Dataset records:
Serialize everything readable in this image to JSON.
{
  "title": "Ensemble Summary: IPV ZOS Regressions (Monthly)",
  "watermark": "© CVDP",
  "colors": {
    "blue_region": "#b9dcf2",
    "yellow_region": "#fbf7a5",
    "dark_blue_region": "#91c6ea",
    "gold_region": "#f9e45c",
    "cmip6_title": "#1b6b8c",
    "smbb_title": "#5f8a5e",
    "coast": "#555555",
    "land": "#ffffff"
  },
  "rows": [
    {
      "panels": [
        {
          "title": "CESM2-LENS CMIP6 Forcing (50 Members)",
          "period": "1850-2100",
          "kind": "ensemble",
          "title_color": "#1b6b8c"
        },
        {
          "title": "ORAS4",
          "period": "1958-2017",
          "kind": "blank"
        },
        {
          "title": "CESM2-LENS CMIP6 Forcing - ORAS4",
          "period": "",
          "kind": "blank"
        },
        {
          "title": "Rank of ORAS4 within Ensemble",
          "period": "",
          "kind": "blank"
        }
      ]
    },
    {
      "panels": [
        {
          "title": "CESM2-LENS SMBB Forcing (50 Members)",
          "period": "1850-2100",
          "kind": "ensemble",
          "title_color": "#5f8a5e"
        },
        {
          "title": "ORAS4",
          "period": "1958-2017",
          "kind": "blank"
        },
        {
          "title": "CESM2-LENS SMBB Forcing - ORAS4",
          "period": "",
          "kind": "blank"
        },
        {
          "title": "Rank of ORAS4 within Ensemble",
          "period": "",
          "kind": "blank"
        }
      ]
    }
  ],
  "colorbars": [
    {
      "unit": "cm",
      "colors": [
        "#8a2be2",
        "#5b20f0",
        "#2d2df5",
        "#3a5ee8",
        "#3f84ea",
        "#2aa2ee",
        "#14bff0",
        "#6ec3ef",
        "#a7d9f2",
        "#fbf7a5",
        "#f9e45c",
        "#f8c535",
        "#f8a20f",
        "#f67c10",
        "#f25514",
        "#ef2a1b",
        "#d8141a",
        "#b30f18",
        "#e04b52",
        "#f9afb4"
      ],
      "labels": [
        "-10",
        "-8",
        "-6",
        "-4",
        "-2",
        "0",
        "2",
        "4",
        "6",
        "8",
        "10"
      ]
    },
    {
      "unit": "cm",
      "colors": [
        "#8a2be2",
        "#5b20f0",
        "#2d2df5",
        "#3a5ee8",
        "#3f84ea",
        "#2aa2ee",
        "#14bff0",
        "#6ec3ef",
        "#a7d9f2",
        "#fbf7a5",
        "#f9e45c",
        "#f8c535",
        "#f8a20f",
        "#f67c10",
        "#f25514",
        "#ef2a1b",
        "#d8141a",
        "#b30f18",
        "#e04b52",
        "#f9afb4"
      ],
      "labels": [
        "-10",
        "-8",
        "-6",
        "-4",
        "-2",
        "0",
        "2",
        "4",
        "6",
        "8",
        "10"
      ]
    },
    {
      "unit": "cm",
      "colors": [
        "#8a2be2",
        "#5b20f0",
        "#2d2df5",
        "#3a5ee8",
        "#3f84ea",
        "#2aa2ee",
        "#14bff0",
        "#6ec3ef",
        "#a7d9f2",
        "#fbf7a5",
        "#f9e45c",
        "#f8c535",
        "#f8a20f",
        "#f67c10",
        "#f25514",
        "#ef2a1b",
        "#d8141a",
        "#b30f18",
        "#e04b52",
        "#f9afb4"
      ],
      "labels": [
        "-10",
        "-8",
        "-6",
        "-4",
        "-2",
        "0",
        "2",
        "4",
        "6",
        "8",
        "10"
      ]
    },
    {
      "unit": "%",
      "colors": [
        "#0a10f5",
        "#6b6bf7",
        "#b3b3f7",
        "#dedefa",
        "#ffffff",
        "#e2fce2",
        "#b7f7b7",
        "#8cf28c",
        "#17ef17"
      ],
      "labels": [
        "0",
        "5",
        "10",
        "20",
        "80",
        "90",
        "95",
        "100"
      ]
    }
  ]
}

Brief: Can you restate every record above word for word?

Solution for this problem:
Serialize everything readable in this image to JSON.
{
  "title": "Ensemble Summary: IPV ZOS Regressions (Monthly)",
  "watermark": "© CVDP",
  "colors": {
    "blue_region": "#b9dcf2",
    "yellow_region": "#fbf7a5",
    "dark_blue_region": "#91c6ea",
    "gold_region": "#f9e45c",
    "cmip6_title": "#1b6b8c",
    "smbb_title": "#5f8a5e",
    "coast": "#555555",
    "land": "#ffffff"
  },
  "rows": [
    {
      "panels": [
        {
          "title": "CESM2-LENS CMIP6 Forcing (50 Members)",
          "period": "1850-2100",
          "kind": "ensemble",
          "title_color": "#1b6b8c"
        },
        {
          "title": "ORAS4",
          "period": "1958-2017",
          "kind": "blank"
        },
        {
          "title": "CESM2-LENS CMIP6 Forcing - ORAS4",
          "period": "",
          "kind": "blank"
        },
        {
          "title": "Rank of ORAS4 within Ensemble",
          "period": "",
          "kind": "blank"
        }
      ]
    },
    {
      "panels": [
        {
          "title": "CESM2-LENS SMBB Forcing (50 Members)",
          "period": "1850-2100",
          "kind": "ensemble",
          "title_color": "#5f8a5e"
        },
        {
          "title": "ORAS4",
          "period": "1958-2017",
          "kind": "blank"
        },
        {
          "title": "CESM2-LENS SMBB Forcing - ORAS4",
          "period": "",
          "kind": "blank"
        },
        {
          "title": "Rank of ORAS4 within Ensemble",
          "period": "",
          "kind": "blank"
        }
      ]
    }
  ],
  "colorbars": [
    {
      "unit": "cm",
      "colors": [
        "#8a2be2",
        "#5b20f0",
        "#2d2df5",
        "#3a5ee8",
        "#3f84ea",
        "#2aa2ee",
        "#14bff0",
        "#6ec3ef",
        "#a7d9f2",
        "#fbf7a5",
        "#f9e45c",
        "#f8c535",
        "#f8a20f",
        "#f67c10",
        "#f25514",
        "#ef2a1b",
        "#d8141a",
        "#b30f18",
        "#e04b52",
        "#f9afb4"
      ],
      "labels": [
        "-10",
        "-8",
        "-6",
        "-4",
        "-2",
        "0",
        "2",
        "4",
        "6",
        "8",
        "10"
      ]
    },
    {
      "unit": "cm",
      "colors": [
        "#8a2be2",
        "#5b20f0",
        "#2d2df5",
        "#3a5ee8",
        "#3f84ea",
        "#2aa2ee",
        "#14bff0",
        "#6ec3ef",
        "#a7d9f2",
        "#fbf7a5",
        "#f9e45c",
        "#f8c535",
        "#f8a20f",
        "#f67c10",
        "#f25514",
        "#ef2a1b",
        "#d8141a",
        "#b30f18",
        "#e04b52",
        "#f9afb4"
      ],
      "labels": [
        "-10",
        "-8",
        "-6",
        "-4",
        "-2",
        "0",
        "2",
        "4",
        "6",
        "8",
        "10"
      ]
    },
    {
      "unit": "cm",
      "colors": [
        "#8a2be2",
        "#5b20f0",
        "#2d2df5",
        "#3a5ee8",
        "#3f84ea",
        "#2aa2ee",
        "#14bff0",
        "#6ec3ef",
        "#a7d9f2",
        "#fbf7a5",
        "#f9e45c",
        "#f8c535",
        "#f8a20f",
        "#f67c10",
        "#f25514",
        "#ef2a1b",
        "#d8141a",
        "#b30f18",
        "#e04b52",
        "#f9afb4"
      ],
      "labels": [
        "-10",
        "-8",
        "-6",
        "-4",
        "-2",
        "0",
        "2",
        "4",
        "6",
        "8",
        "10"
      ]
    },
    {
      "unit": "%",
      "colors": [
        "#0a10f5",
        "#6b6bf7",
        "#b3b3f7",
        "#dedefa",
        "#ffffff",
        "#e2fce2",
        "#b7f7b7",
        "#8cf28c",
        "#17ef17"
      ],
      "labels": [
        "0",
        "5",
        "10",
        "20",
        "80",
        "90",
        "95",
        "100"
      ]
    }
  ]
}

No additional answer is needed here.